DATA FOR THE TASK
######
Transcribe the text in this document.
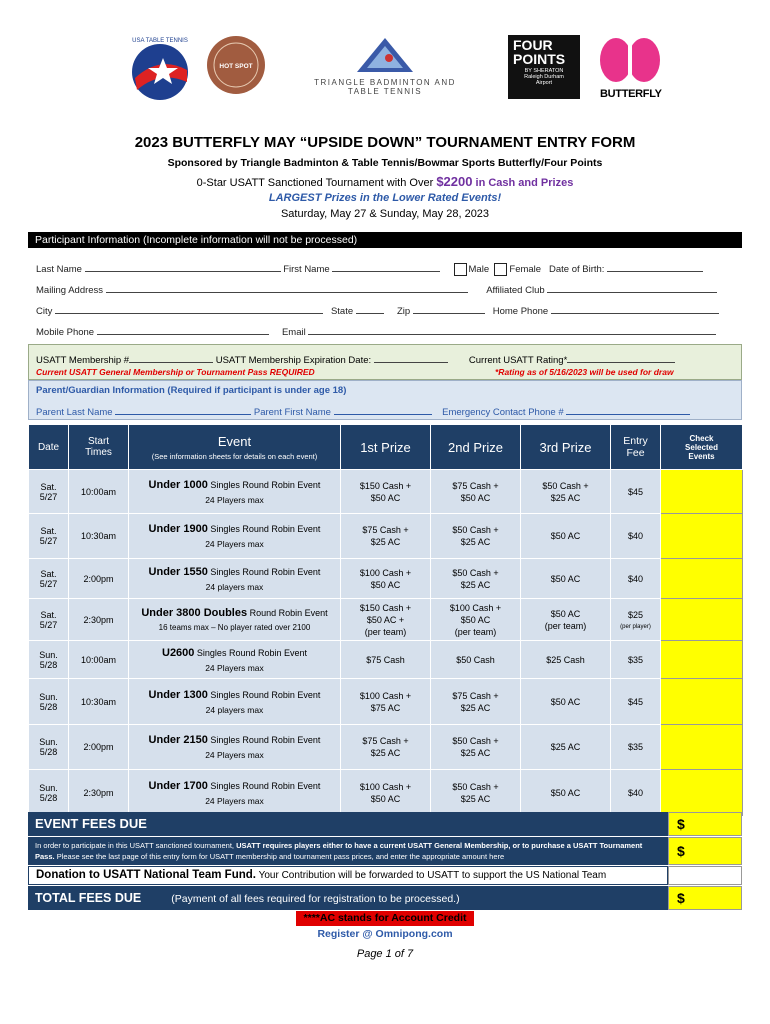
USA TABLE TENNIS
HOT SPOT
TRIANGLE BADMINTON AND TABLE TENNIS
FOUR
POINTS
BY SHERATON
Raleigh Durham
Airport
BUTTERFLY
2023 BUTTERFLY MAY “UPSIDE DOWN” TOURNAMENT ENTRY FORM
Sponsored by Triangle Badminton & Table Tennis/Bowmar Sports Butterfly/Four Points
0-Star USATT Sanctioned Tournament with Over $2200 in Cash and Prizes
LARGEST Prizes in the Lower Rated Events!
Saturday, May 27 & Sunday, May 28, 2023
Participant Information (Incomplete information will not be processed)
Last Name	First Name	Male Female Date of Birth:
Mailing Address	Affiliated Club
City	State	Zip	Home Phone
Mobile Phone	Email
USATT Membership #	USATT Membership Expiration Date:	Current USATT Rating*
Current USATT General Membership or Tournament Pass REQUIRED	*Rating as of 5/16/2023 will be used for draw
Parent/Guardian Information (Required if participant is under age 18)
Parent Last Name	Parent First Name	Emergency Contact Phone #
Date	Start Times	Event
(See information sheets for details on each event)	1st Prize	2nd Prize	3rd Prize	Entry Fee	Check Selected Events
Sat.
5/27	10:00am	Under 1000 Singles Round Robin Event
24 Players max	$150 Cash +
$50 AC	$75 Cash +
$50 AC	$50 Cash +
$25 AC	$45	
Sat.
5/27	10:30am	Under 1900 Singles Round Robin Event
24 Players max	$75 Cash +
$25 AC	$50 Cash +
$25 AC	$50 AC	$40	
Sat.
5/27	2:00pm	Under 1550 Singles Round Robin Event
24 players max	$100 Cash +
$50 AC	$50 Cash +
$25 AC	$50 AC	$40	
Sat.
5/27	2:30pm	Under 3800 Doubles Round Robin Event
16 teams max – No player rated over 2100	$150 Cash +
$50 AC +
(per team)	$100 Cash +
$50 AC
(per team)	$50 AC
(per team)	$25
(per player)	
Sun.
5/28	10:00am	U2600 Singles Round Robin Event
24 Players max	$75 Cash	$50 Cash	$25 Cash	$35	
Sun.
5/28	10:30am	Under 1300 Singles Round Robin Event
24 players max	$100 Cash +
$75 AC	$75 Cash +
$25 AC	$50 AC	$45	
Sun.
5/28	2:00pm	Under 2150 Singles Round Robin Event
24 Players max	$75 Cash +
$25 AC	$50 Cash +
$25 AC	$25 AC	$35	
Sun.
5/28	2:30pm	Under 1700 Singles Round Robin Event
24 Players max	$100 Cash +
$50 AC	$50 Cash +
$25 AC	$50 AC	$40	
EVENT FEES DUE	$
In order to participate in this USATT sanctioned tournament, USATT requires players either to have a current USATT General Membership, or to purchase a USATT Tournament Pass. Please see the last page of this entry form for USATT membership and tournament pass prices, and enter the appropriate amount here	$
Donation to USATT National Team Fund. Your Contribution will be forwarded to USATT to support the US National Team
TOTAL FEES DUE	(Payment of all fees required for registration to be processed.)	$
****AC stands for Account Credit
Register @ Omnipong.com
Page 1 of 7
######
Quote every line of the records above exactly; no picture is to be copied.

RESPONSE TO THIS TASK
Transcribe the text in this document.
USA TABLE TENNIS
HOT SPOT
TRIANGLE BADMINTON AND TABLE TENNIS
FOUR
POINTS
BY SHERATON
Raleigh Durham
Airport
BUTTERFLY
2023 BUTTERFLY MAY “UPSIDE DOWN” TOURNAMENT ENTRY FORM
Sponsored by Triangle Badminton & Table Tennis/Bowmar Sports Butterfly/Four Points
0-Star USATT Sanctioned Tournament with Over $2200 in Cash and Prizes
LARGEST Prizes in the Lower Rated Events!
Saturday, May 27 & Sunday, May 28, 2023
Participant Information (Incomplete information will not be processed)
Last Name	First Name	Male Female Date of Birth:
Mailing Address	Affiliated Club
City	State	Zip	Home Phone
Mobile Phone	Email
USATT Membership #	USATT Membership Expiration Date:	Current USATT Rating*
Current USATT General Membership or Tournament Pass REQUIRED	*Rating as of 5/16/2023 will be used for draw
Parent/Guardian Information (Required if participant is under age 18)
Parent Last Name	Parent First Name	Emergency Contact Phone #
Date	Start Times	Event
(See information sheets for details on each event)	1st Prize	2nd Prize	3rd Prize	Entry Fee	Check Selected Events
Sat.
5/27	10:00am	Under 1000 Singles Round Robin Event
24 Players max	$150 Cash +
$50 AC	$75 Cash +
$50 AC	$50 Cash +
$25 AC	$45	
Sat.
5/27	10:30am	Under 1900 Singles Round Robin Event
24 Players max	$75 Cash +
$25 AC	$50 Cash +
$25 AC	$50 AC	$40	
Sat.
5/27	2:00pm	Under 1550 Singles Round Robin Event
24 players max	$100 Cash +
$50 AC	$50 Cash +
$25 AC	$50 AC	$40	
Sat.
5/27	2:30pm	Under 3800 Doubles Round Robin Event
16 teams max – No player rated over 2100	$150 Cash +
$50 AC +
(per team)	$100 Cash +
$50 AC
(per team)	$50 AC
(per team)	$25
(per player)	
Sun.
5/28	10:00am	U2600 Singles Round Robin Event
24 Players max	$75 Cash	$50 Cash	$25 Cash	$35	
Sun.
5/28	10:30am	Under 1300 Singles Round Robin Event
24 players max	$100 Cash +
$75 AC	$75 Cash +
$25 AC	$50 AC	$45	
Sun.
5/28	2:00pm	Under 2150 Singles Round Robin Event
24 Players max	$75 Cash +
$25 AC	$50 Cash +
$25 AC	$25 AC	$35	
Sun.
5/28	2:30pm	Under 1700 Singles Round Robin Event
24 Players max	$100 Cash +
$50 AC	$50 Cash +
$25 AC	$50 AC	$40	
EVENT FEES DUE	$
In order to participate in this USATT sanctioned tournament, USATT requires players either to have a current USATT General Membership, or to purchase a USATT Tournament Pass. Please see the last page of this entry form for USATT membership and tournament pass prices, and enter the appropriate amount here	$
Donation to USATT National Team Fund. Your Contribution will be forwarded to USATT to support the US National Team
TOTAL FEES DUE	(Payment of all fees required for registration to be processed.)	$
****AC stands for Account Credit
Register @ Omnipong.com
Page 1 of 7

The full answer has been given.